_Task to carry out:_ Every line with the string "Maurice" should be gathered.

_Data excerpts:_
# # #
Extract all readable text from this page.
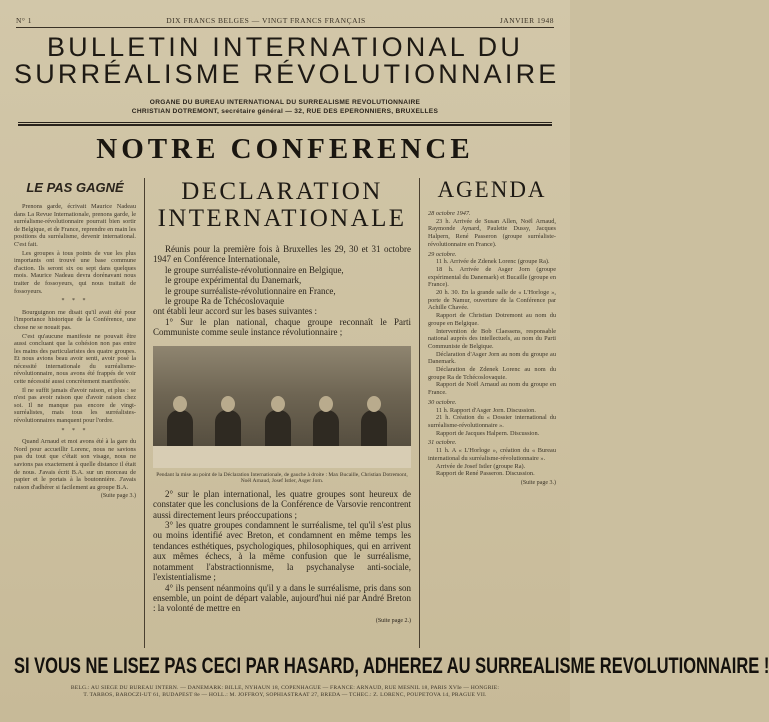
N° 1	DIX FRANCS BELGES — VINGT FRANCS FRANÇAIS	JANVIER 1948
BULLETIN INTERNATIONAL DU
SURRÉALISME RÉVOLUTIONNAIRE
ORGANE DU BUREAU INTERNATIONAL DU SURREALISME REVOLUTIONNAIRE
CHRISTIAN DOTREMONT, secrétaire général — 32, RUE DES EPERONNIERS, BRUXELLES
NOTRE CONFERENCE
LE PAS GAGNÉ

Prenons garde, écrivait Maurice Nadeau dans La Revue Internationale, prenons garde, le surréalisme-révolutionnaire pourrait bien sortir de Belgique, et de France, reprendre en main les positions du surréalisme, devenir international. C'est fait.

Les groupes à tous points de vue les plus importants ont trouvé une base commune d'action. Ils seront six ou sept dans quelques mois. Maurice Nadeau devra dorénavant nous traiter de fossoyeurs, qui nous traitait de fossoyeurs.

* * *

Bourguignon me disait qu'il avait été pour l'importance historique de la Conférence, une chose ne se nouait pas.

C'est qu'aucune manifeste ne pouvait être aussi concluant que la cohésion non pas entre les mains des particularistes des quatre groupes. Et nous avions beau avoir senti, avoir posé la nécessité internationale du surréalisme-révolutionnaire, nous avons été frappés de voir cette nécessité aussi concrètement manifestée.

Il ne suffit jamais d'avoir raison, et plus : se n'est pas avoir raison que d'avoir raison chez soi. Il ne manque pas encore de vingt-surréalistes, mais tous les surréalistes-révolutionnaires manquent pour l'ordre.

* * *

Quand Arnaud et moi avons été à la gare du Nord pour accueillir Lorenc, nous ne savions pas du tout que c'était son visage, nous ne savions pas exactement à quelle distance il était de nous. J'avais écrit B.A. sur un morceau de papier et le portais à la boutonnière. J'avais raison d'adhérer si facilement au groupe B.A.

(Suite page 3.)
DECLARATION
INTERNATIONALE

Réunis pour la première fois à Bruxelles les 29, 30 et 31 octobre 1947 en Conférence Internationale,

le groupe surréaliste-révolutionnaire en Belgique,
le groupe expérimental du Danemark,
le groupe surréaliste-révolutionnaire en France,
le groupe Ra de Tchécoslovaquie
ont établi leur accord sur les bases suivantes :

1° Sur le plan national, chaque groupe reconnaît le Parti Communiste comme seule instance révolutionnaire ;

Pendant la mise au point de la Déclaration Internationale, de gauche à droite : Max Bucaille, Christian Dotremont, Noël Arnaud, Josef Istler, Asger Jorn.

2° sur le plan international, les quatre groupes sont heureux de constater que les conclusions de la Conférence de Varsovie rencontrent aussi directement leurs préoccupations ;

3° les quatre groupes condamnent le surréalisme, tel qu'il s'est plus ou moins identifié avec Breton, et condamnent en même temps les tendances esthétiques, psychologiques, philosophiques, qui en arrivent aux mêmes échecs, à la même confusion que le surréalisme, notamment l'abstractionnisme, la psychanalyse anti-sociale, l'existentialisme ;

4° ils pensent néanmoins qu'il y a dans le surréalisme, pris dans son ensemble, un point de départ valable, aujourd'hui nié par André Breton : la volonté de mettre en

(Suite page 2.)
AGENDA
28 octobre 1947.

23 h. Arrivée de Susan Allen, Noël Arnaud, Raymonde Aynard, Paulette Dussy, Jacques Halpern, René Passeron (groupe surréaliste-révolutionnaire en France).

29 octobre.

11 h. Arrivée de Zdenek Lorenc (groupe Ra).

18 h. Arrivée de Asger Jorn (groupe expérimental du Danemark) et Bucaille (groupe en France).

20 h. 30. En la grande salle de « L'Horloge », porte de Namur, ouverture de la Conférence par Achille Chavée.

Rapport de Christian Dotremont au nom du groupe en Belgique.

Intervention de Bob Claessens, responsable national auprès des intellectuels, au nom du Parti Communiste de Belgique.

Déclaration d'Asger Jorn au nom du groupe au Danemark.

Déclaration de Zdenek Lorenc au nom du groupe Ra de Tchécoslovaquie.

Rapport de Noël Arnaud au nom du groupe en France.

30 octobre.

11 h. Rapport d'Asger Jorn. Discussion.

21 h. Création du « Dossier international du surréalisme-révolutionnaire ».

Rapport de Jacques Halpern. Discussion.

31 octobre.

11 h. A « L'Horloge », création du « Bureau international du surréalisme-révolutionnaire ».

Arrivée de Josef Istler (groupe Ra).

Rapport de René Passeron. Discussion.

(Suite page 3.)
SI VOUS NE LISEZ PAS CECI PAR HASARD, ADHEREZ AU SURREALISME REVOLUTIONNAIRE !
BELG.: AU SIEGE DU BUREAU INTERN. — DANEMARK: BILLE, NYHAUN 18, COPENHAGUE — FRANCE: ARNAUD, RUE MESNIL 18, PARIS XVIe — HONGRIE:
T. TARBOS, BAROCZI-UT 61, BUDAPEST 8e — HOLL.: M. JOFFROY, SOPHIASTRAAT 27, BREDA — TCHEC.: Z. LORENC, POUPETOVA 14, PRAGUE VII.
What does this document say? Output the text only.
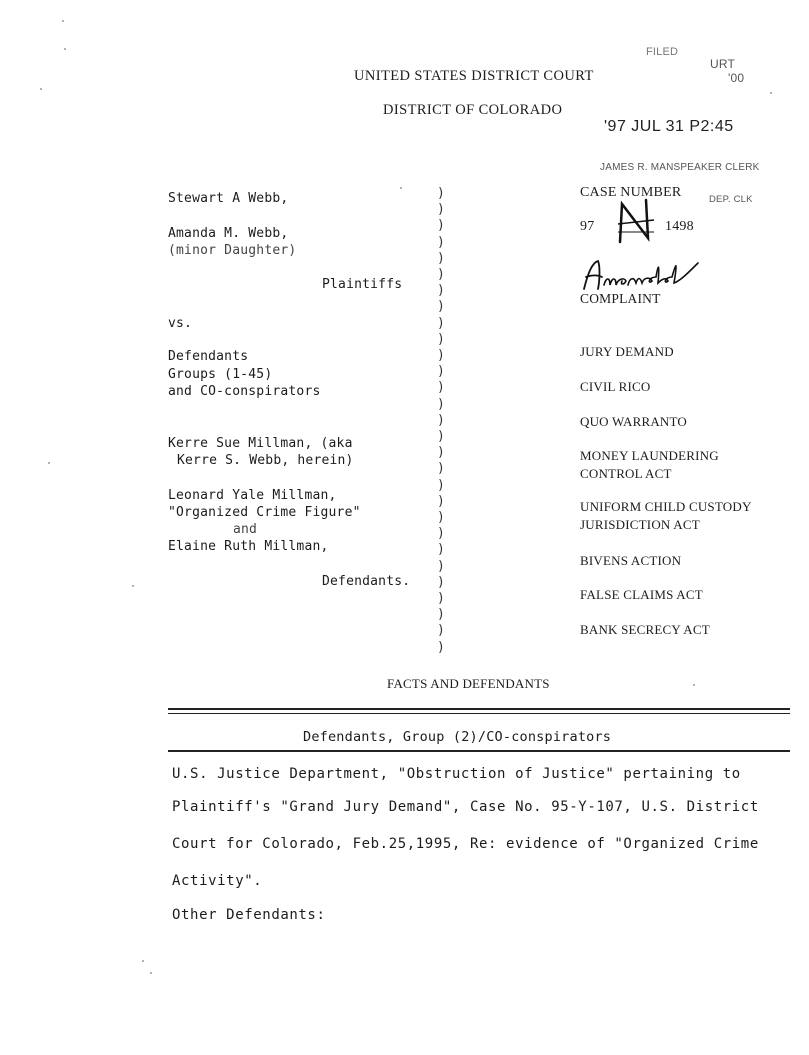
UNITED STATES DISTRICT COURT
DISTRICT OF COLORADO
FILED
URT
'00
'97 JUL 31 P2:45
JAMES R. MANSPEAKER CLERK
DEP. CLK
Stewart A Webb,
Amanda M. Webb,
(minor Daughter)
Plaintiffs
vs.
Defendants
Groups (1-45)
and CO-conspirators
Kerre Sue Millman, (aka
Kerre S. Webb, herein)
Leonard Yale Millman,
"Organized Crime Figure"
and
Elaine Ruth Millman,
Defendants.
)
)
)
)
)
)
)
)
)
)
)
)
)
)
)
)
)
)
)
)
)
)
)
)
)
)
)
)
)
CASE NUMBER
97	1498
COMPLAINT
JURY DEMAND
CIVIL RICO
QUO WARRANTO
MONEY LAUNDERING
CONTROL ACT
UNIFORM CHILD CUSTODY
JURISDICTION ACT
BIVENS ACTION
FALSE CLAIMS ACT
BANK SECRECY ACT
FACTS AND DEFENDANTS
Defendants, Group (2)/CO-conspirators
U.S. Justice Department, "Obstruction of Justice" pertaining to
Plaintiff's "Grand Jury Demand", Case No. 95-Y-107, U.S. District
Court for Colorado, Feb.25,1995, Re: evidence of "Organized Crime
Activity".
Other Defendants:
# # #
_Solution to this problem:_
Prenons garde, écrivait Maurice Nadeau dans La Revue Internationale, prenons garde, le surréalisme-révolutionnaire pourrait bien sortir de Belgique, et de France, reprendre en main les positions du surréalisme, devenir international. C'est fait.
Les groupes à tous points de vue les plus importants ont trouvé une base commune d'action. Ils seront six ou sept dans quelques mois. Maurice Nadeau devra dorénavant nous traiter de fossoyeurs, qui nous traitait de fossoyeurs.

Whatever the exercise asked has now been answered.